### Work to be completed
Pick out every line of the entries below where "JSON" occurs, and copy those lines.

### Data excerpts
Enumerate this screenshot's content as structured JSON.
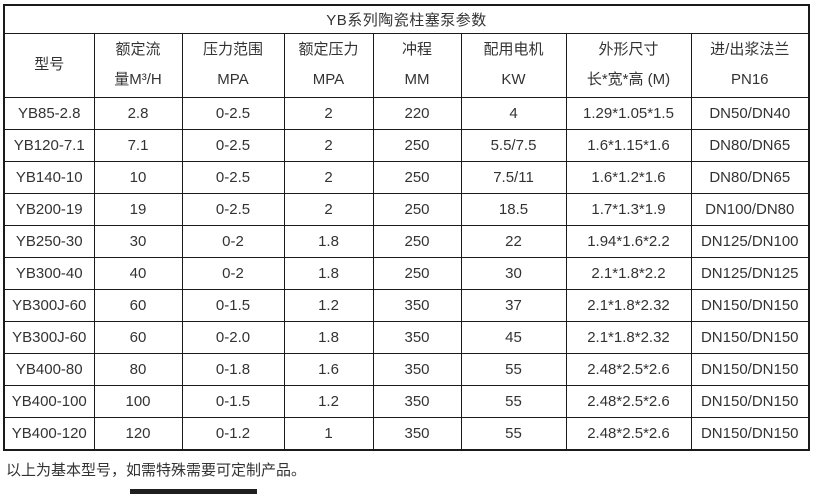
{
  "table": {
    "title": "YB系列陶瓷柱塞泵参数",
    "columns": [
      {
        "line1": "型号",
        "line2": ""
      },
      {
        "line1": "额定流",
        "line2": "量M³/H"
      },
      {
        "line1": "压力范围",
        "line2": "MPA"
      },
      {
        "line1": "额定压力",
        "line2": "MPA"
      },
      {
        "line1": "冲程",
        "line2": "MM"
      },
      {
        "line1": "配用电机",
        "line2": "KW"
      },
      {
        "line1": "外形尺寸",
        "line2": "长*宽*高 (M)"
      },
      {
        "line1": "进/出浆法兰",
        "line2": "PN16"
      }
    ],
    "rows": [
      [
        "YB85-2.8",
        "2.8",
        "0-2.5",
        "2",
        "220",
        "4",
        "1.29*1.05*1.5",
        "DN50/DN40"
      ],
      [
        "YB120-7.1",
        "7.1",
        "0-2.5",
        "2",
        "250",
        "5.5/7.5",
        "1.6*1.15*1.6",
        "DN80/DN65"
      ],
      [
        "YB140-10",
        "10",
        "0-2.5",
        "2",
        "250",
        "7.5/11",
        "1.6*1.2*1.6",
        "DN80/DN65"
      ],
      [
        "YB200-19",
        "19",
        "0-2.5",
        "2",
        "250",
        "18.5",
        "1.7*1.3*1.9",
        "DN100/DN80"
      ],
      [
        "YB250-30",
        "30",
        "0-2",
        "1.8",
        "250",
        "22",
        "1.94*1.6*2.2",
        "DN125/DN100"
      ],
      [
        "YB300-40",
        "40",
        "0-2",
        "1.8",
        "250",
        "30",
        "2.1*1.8*2.2",
        "DN125/DN125"
      ],
      [
        "YB300J-60",
        "60",
        "0-1.5",
        "1.2",
        "350",
        "37",
        "2.1*1.8*2.32",
        "DN150/DN150"
      ],
      [
        "YB300J-60",
        "60",
        "0-2.0",
        "1.8",
        "350",
        "45",
        "2.1*1.8*2.32",
        "DN150/DN150"
      ],
      [
        "YB400-80",
        "80",
        "0-1.8",
        "1.6",
        "350",
        "55",
        "2.48*2.5*2.6",
        "DN150/DN150"
      ],
      [
        "YB400-100",
        "100",
        "0-1.5",
        "1.2",
        "350",
        "55",
        "2.48*2.5*2.6",
        "DN150/DN150"
      ],
      [
        "YB400-120",
        "120",
        "0-1.2",
        "1",
        "350",
        "55",
        "2.48*2.5*2.6",
        "DN150/DN150"
      ]
    ],
    "footnote": "以上为基本型号，如需特殊需要可定制产品。"
  },
  "colors": {
    "border": "#1a1a1a",
    "text": "#333333",
    "background": "#ffffff",
    "bottom_bar": "#1f1f1f"
  }
}
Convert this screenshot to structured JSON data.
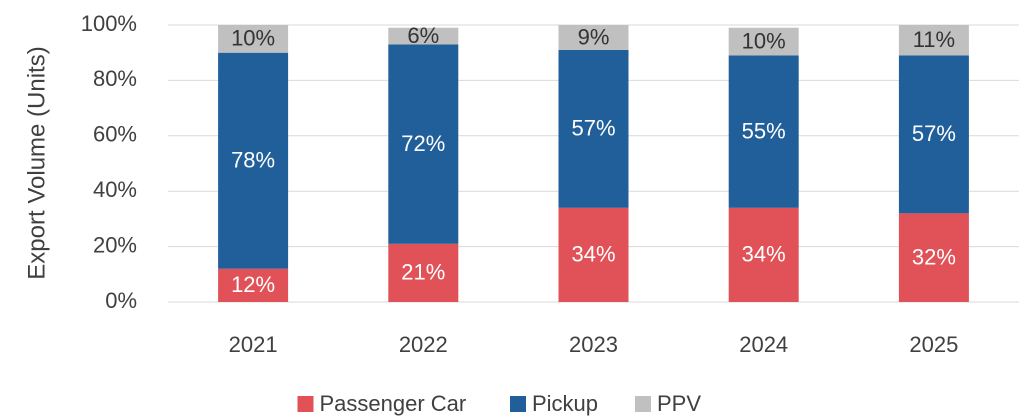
{
  "chart_data": {
    "type": "stacked_bar",
    "y_label": "Export Volume (Units)",
    "categories": [
      "2021",
      "2022",
      "2023",
      "2024",
      "2025"
    ],
    "series": [
      {
        "name": "Passenger Car",
        "color": "#e05257",
        "label_color": "#ffffff",
        "values": [
          12,
          21,
          34,
          34,
          32
        ],
        "value_labels": [
          "12%",
          "21%",
          "34%",
          "34%",
          "32%"
        ]
      },
      {
        "name": "Pickup",
        "color": "#215f9a",
        "label_color": "#ffffff",
        "values": [
          78,
          72,
          57,
          55,
          57
        ],
        "value_labels": [
          "78%",
          "72%",
          "57%",
          "55%",
          "57%"
        ]
      },
      {
        "name": "PPV",
        "color": "#c0c0c0",
        "label_color": "#333333",
        "values": [
          10,
          6,
          9,
          10,
          11
        ],
        "value_labels": [
          "10%",
          "6%",
          "9%",
          "10%",
          "11%"
        ]
      }
    ],
    "ylim": [
      0,
      100
    ],
    "yticks": [
      {
        "value": 0,
        "label": "0%"
      },
      {
        "value": 20,
        "label": "20%"
      },
      {
        "value": 40,
        "label": "40%"
      },
      {
        "value": 60,
        "label": "60%"
      },
      {
        "value": 80,
        "label": "80%"
      },
      {
        "value": 100,
        "label": "100%"
      }
    ],
    "grid": true,
    "legend": "bottom"
  }
}
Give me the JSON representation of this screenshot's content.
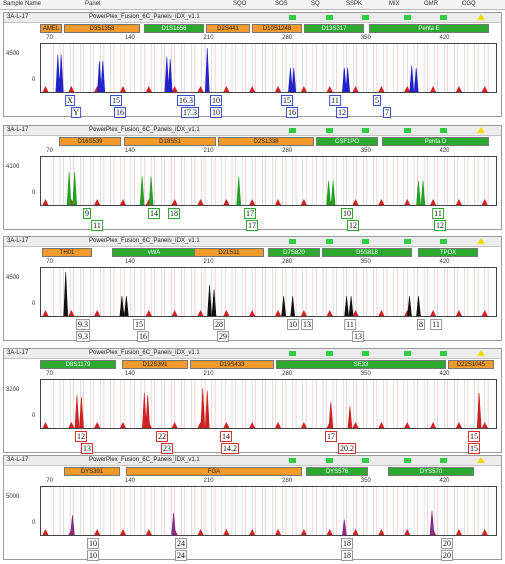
{
  "header": {
    "sample_name": "Sample Name",
    "panel": "Panel",
    "cols": [
      "SQO",
      "SOS",
      "SQ",
      "SSPK",
      "MIX",
      "OMR",
      "CGQ"
    ]
  },
  "panels": [
    {
      "sample": "3A-L-17",
      "panel_name": "PowerPlex_Fusion_6C_Panels_IDX_v1.1",
      "ymax": 4500,
      "ytick": "4500",
      "color": "#2222cc",
      "loci": [
        {
          "name": "AMEL",
          "c": "orange"
        },
        {
          "name": "D3S1358",
          "c": "orange"
        },
        {
          "name": "D1S1656",
          "c": "green"
        },
        {
          "name": "D2S441",
          "c": "orange"
        },
        {
          "name": "D10S1248",
          "c": "orange"
        },
        {
          "name": "D13S317",
          "c": "green"
        },
        {
          "name": "Penta E",
          "c": "green"
        }
      ],
      "alleles_top": [
        "X",
        "15",
        "16.3",
        "10",
        "15",
        "11",
        "5"
      ],
      "alleles_bot": [
        "Y",
        "16",
        "17.3",
        "10",
        "16",
        "12",
        "7"
      ],
      "peaks": [
        {
          "bp": 75,
          "h": 0.85
        },
        {
          "bp": 78,
          "h": 0.85
        },
        {
          "bp": 112,
          "h": 0.7
        },
        {
          "bp": 115,
          "h": 0.7
        },
        {
          "bp": 172,
          "h": 0.8
        },
        {
          "bp": 175,
          "h": 0.75
        },
        {
          "bp": 208,
          "h": 1.0
        },
        {
          "bp": 282,
          "h": 0.55
        },
        {
          "bp": 285,
          "h": 0.55
        },
        {
          "bp": 330,
          "h": 0.55
        },
        {
          "bp": 333,
          "h": 0.55
        },
        {
          "bp": 390,
          "h": 0.6
        },
        {
          "bp": 394,
          "h": 0.55
        }
      ]
    },
    {
      "sample": "3A-L-17",
      "panel_name": "PowerPlex_Fusion_6C_Panels_IDX_v1.1",
      "ymax": 4100,
      "ytick": "4100",
      "color": "#22a022",
      "loci": [
        {
          "name": "D16S539",
          "c": "orange"
        },
        {
          "name": "D18S51",
          "c": "orange"
        },
        {
          "name": "D2S1338",
          "c": "orange"
        },
        {
          "name": "CSF1PO",
          "c": "green"
        },
        {
          "name": "Penta D",
          "c": "green"
        }
      ],
      "alleles_top": [
        "9",
        "14",
        "18",
        "17",
        "10",
        "11"
      ],
      "alleles_bot": [
        "11",
        "17",
        "12",
        "12"
      ],
      "peaks": [
        {
          "bp": 85,
          "h": 0.75
        },
        {
          "bp": 90,
          "h": 0.75
        },
        {
          "bp": 150,
          "h": 0.65
        },
        {
          "bp": 158,
          "h": 0.65
        },
        {
          "bp": 236,
          "h": 0.65
        },
        {
          "bp": 316,
          "h": 0.55
        },
        {
          "bp": 320,
          "h": 0.55
        },
        {
          "bp": 396,
          "h": 0.55
        },
        {
          "bp": 400,
          "h": 0.55
        }
      ]
    },
    {
      "sample": "3A-L-17",
      "panel_name": "PowerPlex_Fusion_6C_Panels_IDX_v1.1",
      "ymax": 4500,
      "ytick": "4500",
      "color": "#111111",
      "loci": [
        {
          "name": "TH01",
          "c": "orange"
        },
        {
          "name": "vWA",
          "c": "green"
        },
        {
          "name": "D21S11",
          "c": "orange"
        },
        {
          "name": "D7S820",
          "c": "green"
        },
        {
          "name": "D5S818",
          "c": "green"
        },
        {
          "name": "TPOX",
          "c": "green"
        }
      ],
      "alleles_top": [
        "9.3",
        "15",
        "28",
        "10",
        "13",
        "11",
        "8",
        "11"
      ],
      "alleles_bot": [
        "9.3",
        "16",
        "29",
        "13"
      ],
      "peaks": [
        {
          "bp": 82,
          "h": 1.0
        },
        {
          "bp": 132,
          "h": 0.45
        },
        {
          "bp": 136,
          "h": 0.45
        },
        {
          "bp": 210,
          "h": 0.7
        },
        {
          "bp": 214,
          "h": 0.6
        },
        {
          "bp": 276,
          "h": 0.45
        },
        {
          "bp": 284,
          "h": 0.45
        },
        {
          "bp": 332,
          "h": 0.45
        },
        {
          "bp": 336,
          "h": 0.45
        },
        {
          "bp": 388,
          "h": 0.45
        },
        {
          "bp": 396,
          "h": 0.45
        }
      ]
    },
    {
      "sample": "3A-L-17",
      "panel_name": "PowerPlex_Fusion_6C_Panels_IDX_v1.1",
      "ymax": 3200,
      "ytick": "3200",
      "color": "#cc2222",
      "loci": [
        {
          "name": "D8S1179",
          "c": "green"
        },
        {
          "name": "D12S391",
          "c": "orange"
        },
        {
          "name": "D19S433",
          "c": "orange"
        },
        {
          "name": "SE33",
          "c": "green"
        },
        {
          "name": "D22S1045",
          "c": "orange"
        }
      ],
      "alleles_top": [
        "12",
        "22",
        "14",
        "17",
        "15"
      ],
      "alleles_bot": [
        "13",
        "23",
        "14.2",
        "20.2",
        "15"
      ],
      "peaks": [
        {
          "bp": 92,
          "h": 0.75
        },
        {
          "bp": 96,
          "h": 0.7
        },
        {
          "bp": 152,
          "h": 0.8
        },
        {
          "bp": 155,
          "h": 0.75
        },
        {
          "bp": 204,
          "h": 0.9
        },
        {
          "bp": 208,
          "h": 0.85
        },
        {
          "bp": 318,
          "h": 0.6
        },
        {
          "bp": 335,
          "h": 0.5
        },
        {
          "bp": 450,
          "h": 0.8
        }
      ]
    },
    {
      "sample": "3A-L-17",
      "panel_name": "PowerPlex_Fusion_6C_Panels_IDX_v1.1",
      "ymax": 5000,
      "ytick": "5000",
      "color": "#8a2a8a",
      "loci": [
        {
          "name": "DYS391",
          "c": "orange"
        },
        {
          "name": "FGA",
          "c": "orange"
        },
        {
          "name": "DYS576",
          "c": "green"
        },
        {
          "name": "DYS570",
          "c": "green"
        }
      ],
      "alleles_top": [
        "10",
        "24",
        "18",
        "20"
      ],
      "alleles_bot": [
        "10",
        "24",
        "18",
        "20"
      ],
      "peaks": [
        {
          "bp": 88,
          "h": 0.45
        },
        {
          "bp": 178,
          "h": 0.5
        },
        {
          "bp": 330,
          "h": 0.35
        },
        {
          "bp": 408,
          "h": 0.55
        }
      ]
    }
  ],
  "ruler_ticks": [
    "70",
    "140",
    "210",
    "280",
    "350",
    "420"
  ]
}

### Correct answer
Enumerate this screenshot's content as structured JSON.
Convert this screenshot to structured JSON data.
Give me the JSON representation of this screenshot's content.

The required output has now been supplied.